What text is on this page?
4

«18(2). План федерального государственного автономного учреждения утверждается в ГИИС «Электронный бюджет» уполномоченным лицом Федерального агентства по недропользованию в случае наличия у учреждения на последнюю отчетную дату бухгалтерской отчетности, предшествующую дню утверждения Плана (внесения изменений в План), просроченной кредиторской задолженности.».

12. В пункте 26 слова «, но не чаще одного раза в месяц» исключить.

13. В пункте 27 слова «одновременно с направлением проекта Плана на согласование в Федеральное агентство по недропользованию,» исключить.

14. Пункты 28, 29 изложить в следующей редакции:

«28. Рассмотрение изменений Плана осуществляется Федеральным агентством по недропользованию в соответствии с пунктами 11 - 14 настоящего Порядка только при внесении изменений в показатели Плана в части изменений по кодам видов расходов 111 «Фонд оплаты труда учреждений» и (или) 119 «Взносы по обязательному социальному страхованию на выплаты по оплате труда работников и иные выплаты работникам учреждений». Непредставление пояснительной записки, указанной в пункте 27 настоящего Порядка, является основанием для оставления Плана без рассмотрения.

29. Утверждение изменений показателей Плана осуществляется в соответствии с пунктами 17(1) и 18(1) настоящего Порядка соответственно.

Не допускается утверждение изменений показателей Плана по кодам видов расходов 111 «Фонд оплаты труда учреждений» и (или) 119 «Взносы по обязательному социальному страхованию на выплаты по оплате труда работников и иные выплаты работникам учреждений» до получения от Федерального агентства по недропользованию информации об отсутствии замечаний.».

--

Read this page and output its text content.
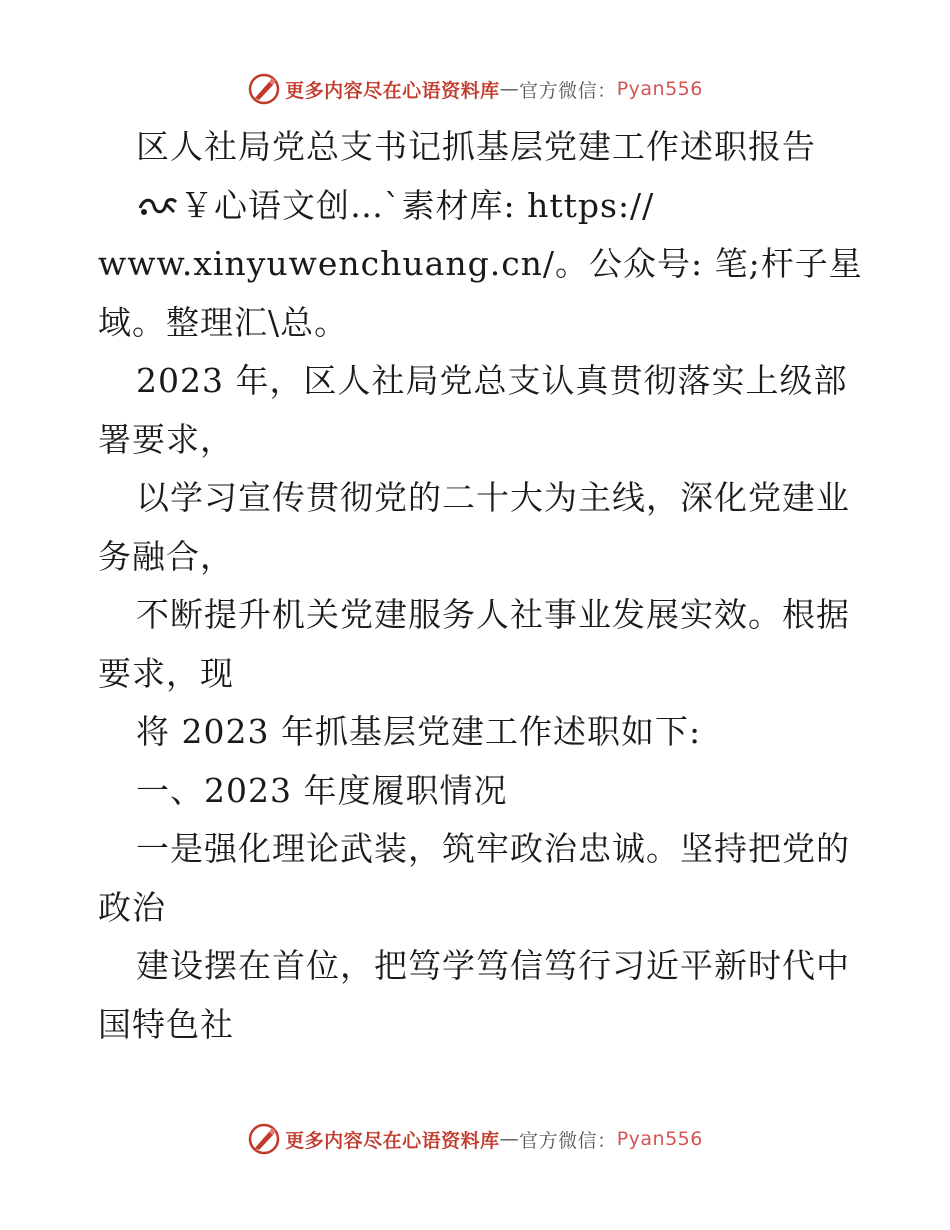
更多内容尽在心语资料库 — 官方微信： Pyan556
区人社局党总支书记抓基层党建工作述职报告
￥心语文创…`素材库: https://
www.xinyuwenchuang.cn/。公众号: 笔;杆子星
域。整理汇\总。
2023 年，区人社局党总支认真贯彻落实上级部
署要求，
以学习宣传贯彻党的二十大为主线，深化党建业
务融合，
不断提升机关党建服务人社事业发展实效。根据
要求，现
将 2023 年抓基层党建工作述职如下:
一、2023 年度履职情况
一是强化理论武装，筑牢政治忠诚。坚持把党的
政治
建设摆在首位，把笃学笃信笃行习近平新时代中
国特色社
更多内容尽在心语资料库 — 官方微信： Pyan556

• _Written exercise_:
Gather up the lines containing the word "this" from these records and copy them.

• _Written answer_:
What text is on this page?
Read this page and output its text content.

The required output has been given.